--- Extracted material ---
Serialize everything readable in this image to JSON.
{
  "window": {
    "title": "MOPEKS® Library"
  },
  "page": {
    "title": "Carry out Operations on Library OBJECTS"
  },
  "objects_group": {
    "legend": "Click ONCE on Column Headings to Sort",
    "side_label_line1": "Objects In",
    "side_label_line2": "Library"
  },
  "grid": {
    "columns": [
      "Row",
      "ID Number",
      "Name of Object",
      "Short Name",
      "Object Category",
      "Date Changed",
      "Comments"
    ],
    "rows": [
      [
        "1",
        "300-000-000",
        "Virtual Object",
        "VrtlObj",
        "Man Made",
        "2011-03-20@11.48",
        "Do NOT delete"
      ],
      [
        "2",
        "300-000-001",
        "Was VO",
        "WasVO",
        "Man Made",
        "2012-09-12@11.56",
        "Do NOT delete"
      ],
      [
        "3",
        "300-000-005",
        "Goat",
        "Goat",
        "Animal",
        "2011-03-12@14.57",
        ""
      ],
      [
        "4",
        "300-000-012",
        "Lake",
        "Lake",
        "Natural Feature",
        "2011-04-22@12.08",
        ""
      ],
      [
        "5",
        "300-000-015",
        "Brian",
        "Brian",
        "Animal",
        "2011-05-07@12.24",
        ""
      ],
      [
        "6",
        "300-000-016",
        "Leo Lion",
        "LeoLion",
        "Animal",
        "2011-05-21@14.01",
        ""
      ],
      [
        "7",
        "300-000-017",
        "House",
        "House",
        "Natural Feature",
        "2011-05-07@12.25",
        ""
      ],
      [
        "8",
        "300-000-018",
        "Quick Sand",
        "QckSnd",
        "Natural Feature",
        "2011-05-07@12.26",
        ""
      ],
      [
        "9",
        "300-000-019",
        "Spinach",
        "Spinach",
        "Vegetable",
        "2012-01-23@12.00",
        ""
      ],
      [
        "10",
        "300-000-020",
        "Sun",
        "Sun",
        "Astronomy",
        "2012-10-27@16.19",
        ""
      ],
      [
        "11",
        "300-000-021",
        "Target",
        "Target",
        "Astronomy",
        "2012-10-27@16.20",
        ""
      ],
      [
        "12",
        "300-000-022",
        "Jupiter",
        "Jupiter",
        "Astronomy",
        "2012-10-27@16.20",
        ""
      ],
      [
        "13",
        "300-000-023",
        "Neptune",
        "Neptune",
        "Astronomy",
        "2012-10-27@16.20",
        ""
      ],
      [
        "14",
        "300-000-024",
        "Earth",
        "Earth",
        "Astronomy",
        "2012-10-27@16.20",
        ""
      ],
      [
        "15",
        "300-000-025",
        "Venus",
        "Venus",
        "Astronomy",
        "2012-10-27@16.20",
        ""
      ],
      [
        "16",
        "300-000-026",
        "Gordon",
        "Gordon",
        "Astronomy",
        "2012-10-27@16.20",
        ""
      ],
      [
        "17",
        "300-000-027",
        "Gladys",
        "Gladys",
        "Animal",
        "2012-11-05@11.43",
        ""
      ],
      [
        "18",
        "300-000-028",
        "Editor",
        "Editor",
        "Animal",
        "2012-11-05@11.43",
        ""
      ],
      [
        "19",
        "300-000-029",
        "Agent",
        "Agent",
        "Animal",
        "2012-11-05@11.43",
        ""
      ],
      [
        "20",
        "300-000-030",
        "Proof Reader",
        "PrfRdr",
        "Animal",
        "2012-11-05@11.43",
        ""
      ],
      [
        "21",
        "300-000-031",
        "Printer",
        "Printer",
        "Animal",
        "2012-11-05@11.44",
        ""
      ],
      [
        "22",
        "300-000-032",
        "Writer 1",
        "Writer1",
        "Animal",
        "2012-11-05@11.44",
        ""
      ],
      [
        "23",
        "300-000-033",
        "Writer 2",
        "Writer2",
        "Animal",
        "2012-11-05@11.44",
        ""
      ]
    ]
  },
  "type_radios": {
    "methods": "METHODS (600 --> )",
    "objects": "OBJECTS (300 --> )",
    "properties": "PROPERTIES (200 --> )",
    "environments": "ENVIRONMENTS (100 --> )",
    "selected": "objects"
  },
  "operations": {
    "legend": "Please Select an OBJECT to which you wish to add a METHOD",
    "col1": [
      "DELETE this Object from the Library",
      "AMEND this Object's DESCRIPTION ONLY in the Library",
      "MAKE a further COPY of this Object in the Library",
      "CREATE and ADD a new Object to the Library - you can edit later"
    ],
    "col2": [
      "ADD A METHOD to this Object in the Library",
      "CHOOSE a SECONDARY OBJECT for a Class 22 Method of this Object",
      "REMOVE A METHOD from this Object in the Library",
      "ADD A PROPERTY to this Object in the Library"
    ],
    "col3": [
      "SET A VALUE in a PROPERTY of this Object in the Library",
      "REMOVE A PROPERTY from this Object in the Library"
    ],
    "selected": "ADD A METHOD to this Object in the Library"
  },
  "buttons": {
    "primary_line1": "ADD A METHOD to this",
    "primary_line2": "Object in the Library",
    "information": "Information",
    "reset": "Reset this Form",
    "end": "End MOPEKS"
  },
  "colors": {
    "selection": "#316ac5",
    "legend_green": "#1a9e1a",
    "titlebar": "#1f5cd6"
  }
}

--- Your task ---
Transcribe every entry exactly, omitting nothing.

--- Exercise response ---
Serialize everything readable in this image to JSON.
{
  "window": {
    "title": "MOPEKS® Library"
  },
  "page": {
    "title": "Carry out Operations on Library OBJECTS"
  },
  "objects_group": {
    "legend": "Click ONCE on Column Headings to Sort",
    "side_label_line1": "Objects In",
    "side_label_line2": "Library"
  },
  "grid": {
    "columns": [
      "Row",
      "ID Number",
      "Name of Object",
      "Short Name",
      "Object Category",
      "Date Changed",
      "Comments"
    ],
    "rows": [
      [
        "1",
        "300-000-000",
        "Virtual Object",
        "VrtlObj",
        "Man Made",
        "2011-03-20@11.48",
        "Do NOT delete"
      ],
      [
        "2",
        "300-000-001",
        "Was VO",
        "WasVO",
        "Man Made",
        "2012-09-12@11.56",
        "Do NOT delete"
      ],
      [
        "3",
        "300-000-005",
        "Goat",
        "Goat",
        "Animal",
        "2011-03-12@14.57",
        ""
      ],
      [
        "4",
        "300-000-012",
        "Lake",
        "Lake",
        "Natural Feature",
        "2011-04-22@12.08",
        ""
      ],
      [
        "5",
        "300-000-015",
        "Brian",
        "Brian",
        "Animal",
        "2011-05-07@12.24",
        ""
      ],
      [
        "6",
        "300-000-016",
        "Leo Lion",
        "LeoLion",
        "Animal",
        "2011-05-21@14.01",
        ""
      ],
      [
        "7",
        "300-000-017",
        "House",
        "House",
        "Natural Feature",
        "2011-05-07@12.25",
        ""
      ],
      [
        "8",
        "300-000-018",
        "Quick Sand",
        "QckSnd",
        "Natural Feature",
        "2011-05-07@12.26",
        ""
      ],
      [
        "9",
        "300-000-019",
        "Spinach",
        "Spinach",
        "Vegetable",
        "2012-01-23@12.00",
        ""
      ],
      [
        "10",
        "300-000-020",
        "Sun",
        "Sun",
        "Astronomy",
        "2012-10-27@16.19",
        ""
      ],
      [
        "11",
        "300-000-021",
        "Target",
        "Target",
        "Astronomy",
        "2012-10-27@16.20",
        ""
      ],
      [
        "12",
        "300-000-022",
        "Jupiter",
        "Jupiter",
        "Astronomy",
        "2012-10-27@16.20",
        ""
      ],
      [
        "13",
        "300-000-023",
        "Neptune",
        "Neptune",
        "Astronomy",
        "2012-10-27@16.20",
        ""
      ],
      [
        "14",
        "300-000-024",
        "Earth",
        "Earth",
        "Astronomy",
        "2012-10-27@16.20",
        ""
      ],
      [
        "15",
        "300-000-025",
        "Venus",
        "Venus",
        "Astronomy",
        "2012-10-27@16.20",
        ""
      ],
      [
        "16",
        "300-000-026",
        "Gordon",
        "Gordon",
        "Astronomy",
        "2012-10-27@16.20",
        ""
      ],
      [
        "17",
        "300-000-027",
        "Gladys",
        "Gladys",
        "Animal",
        "2012-11-05@11.43",
        ""
      ],
      [
        "18",
        "300-000-028",
        "Editor",
        "Editor",
        "Animal",
        "2012-11-05@11.43",
        ""
      ],
      [
        "19",
        "300-000-029",
        "Agent",
        "Agent",
        "Animal",
        "2012-11-05@11.43",
        ""
      ],
      [
        "20",
        "300-000-030",
        "Proof Reader",
        "PrfRdr",
        "Animal",
        "2012-11-05@11.43",
        ""
      ],
      [
        "21",
        "300-000-031",
        "Printer",
        "Printer",
        "Animal",
        "2012-11-05@11.44",
        ""
      ],
      [
        "22",
        "300-000-032",
        "Writer 1",
        "Writer1",
        "Animal",
        "2012-11-05@11.44",
        ""
      ],
      [
        "23",
        "300-000-033",
        "Writer 2",
        "Writer2",
        "Animal",
        "2012-11-05@11.44",
        ""
      ]
    ]
  },
  "type_radios": {
    "methods": "METHODS (600 --> )",
    "objects": "OBJECTS (300 --> )",
    "properties": "PROPERTIES (200 --> )",
    "environments": "ENVIRONMENTS (100 --> )",
    "selected": "objects"
  },
  "operations": {
    "legend": "Please Select an OBJECT to which you wish to add a METHOD",
    "col1": [
      "DELETE this Object from the Library",
      "AMEND this Object's DESCRIPTION ONLY in the Library",
      "MAKE a further COPY of this Object in the Library",
      "CREATE and ADD a new Object to the Library - you can edit later"
    ],
    "col2": [
      "ADD A METHOD to this Object in the Library",
      "CHOOSE a SECONDARY OBJECT for a Class 22 Method of this Object",
      "REMOVE A METHOD from this Object in the Library",
      "ADD A PROPERTY to this Object in the Library"
    ],
    "col3": [
      "SET A VALUE in a PROPERTY of this Object in the Library",
      "REMOVE A PROPERTY from this Object in the Library"
    ],
    "selected": "ADD A METHOD to this Object in the Library"
  },
  "buttons": {
    "primary_line1": "ADD A METHOD to this",
    "primary_line2": "Object in the Library",
    "information": "Information",
    "reset": "Reset this Form",
    "end": "End MOPEKS"
  },
  "colors": {
    "selection": "#316ac5",
    "legend_green": "#1a9e1a",
    "titlebar": "#1f5cd6"
  }
}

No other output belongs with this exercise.